* DIRECTIVE
Scan the listing below. Report each line that includes "nomine".

[Raw records]

══════

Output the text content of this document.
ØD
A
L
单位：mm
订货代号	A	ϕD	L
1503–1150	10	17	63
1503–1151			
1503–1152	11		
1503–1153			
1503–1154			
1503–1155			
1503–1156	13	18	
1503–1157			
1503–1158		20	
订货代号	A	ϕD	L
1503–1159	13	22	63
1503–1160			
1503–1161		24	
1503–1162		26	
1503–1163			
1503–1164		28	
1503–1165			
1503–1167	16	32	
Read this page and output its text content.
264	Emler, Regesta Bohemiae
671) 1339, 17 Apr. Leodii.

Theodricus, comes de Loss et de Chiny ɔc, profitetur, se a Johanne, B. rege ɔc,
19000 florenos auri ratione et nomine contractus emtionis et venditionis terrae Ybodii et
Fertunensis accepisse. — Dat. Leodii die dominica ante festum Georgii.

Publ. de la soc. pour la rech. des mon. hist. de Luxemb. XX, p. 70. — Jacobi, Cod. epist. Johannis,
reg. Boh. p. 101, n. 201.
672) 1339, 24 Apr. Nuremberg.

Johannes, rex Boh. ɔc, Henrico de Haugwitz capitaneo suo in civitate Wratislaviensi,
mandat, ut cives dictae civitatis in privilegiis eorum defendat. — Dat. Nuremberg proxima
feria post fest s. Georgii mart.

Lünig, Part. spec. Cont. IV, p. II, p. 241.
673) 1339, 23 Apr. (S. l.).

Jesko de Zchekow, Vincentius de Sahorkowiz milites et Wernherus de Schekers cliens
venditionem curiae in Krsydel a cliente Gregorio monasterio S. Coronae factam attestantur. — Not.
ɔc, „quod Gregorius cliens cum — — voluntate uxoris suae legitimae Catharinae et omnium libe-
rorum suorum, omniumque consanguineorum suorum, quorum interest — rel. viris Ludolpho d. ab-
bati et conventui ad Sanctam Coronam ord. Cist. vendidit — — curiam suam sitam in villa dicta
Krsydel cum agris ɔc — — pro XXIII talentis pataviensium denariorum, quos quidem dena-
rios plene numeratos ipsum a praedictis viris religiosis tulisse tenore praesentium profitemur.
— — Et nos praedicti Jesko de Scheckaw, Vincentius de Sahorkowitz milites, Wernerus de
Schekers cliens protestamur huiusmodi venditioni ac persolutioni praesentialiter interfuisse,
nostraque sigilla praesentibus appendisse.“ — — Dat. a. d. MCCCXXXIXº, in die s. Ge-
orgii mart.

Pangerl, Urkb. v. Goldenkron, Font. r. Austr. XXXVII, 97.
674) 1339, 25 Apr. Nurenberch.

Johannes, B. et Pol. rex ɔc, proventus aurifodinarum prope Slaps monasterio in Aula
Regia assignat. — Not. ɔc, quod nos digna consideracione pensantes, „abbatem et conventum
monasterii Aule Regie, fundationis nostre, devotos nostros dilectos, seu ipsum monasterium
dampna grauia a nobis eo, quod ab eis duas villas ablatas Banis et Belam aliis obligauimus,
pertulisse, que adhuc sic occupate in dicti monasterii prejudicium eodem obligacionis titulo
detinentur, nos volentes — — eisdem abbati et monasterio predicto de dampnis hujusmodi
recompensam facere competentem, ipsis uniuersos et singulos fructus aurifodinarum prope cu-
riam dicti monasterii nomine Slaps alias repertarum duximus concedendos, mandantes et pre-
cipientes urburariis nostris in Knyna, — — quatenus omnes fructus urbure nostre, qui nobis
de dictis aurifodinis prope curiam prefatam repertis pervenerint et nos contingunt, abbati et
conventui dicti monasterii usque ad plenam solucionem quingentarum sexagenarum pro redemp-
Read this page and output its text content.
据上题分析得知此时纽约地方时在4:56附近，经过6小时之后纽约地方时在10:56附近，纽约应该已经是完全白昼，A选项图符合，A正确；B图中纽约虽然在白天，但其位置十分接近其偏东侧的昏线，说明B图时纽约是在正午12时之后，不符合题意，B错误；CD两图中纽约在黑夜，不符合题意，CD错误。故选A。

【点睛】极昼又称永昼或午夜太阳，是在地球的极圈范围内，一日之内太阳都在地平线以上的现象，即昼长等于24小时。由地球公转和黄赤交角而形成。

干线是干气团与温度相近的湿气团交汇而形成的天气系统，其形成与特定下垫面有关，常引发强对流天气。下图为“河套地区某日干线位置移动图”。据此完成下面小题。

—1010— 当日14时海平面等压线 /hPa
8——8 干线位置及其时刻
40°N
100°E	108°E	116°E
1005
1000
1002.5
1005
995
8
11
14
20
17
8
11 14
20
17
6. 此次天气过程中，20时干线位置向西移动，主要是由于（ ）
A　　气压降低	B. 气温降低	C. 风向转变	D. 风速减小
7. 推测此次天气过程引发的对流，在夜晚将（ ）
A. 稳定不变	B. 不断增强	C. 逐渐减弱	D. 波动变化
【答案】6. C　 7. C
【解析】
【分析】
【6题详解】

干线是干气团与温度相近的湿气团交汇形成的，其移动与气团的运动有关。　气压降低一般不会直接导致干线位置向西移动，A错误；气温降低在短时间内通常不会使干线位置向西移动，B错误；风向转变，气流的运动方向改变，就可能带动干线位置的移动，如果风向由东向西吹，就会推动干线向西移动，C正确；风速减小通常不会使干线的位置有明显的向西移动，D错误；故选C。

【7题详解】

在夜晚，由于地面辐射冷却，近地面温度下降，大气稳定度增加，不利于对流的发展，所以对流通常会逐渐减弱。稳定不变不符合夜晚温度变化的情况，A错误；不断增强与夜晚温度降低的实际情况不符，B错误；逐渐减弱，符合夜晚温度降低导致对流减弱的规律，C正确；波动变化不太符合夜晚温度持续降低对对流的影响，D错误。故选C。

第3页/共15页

══════

* EXPECTED ANSWER
19000 florenos auri ratione et nomine contractus emtionis et venditionis terrae Ybodii et
riam dicti monasterii nomine Slaps alias repertarum duximus concedendos, mandantes et pre-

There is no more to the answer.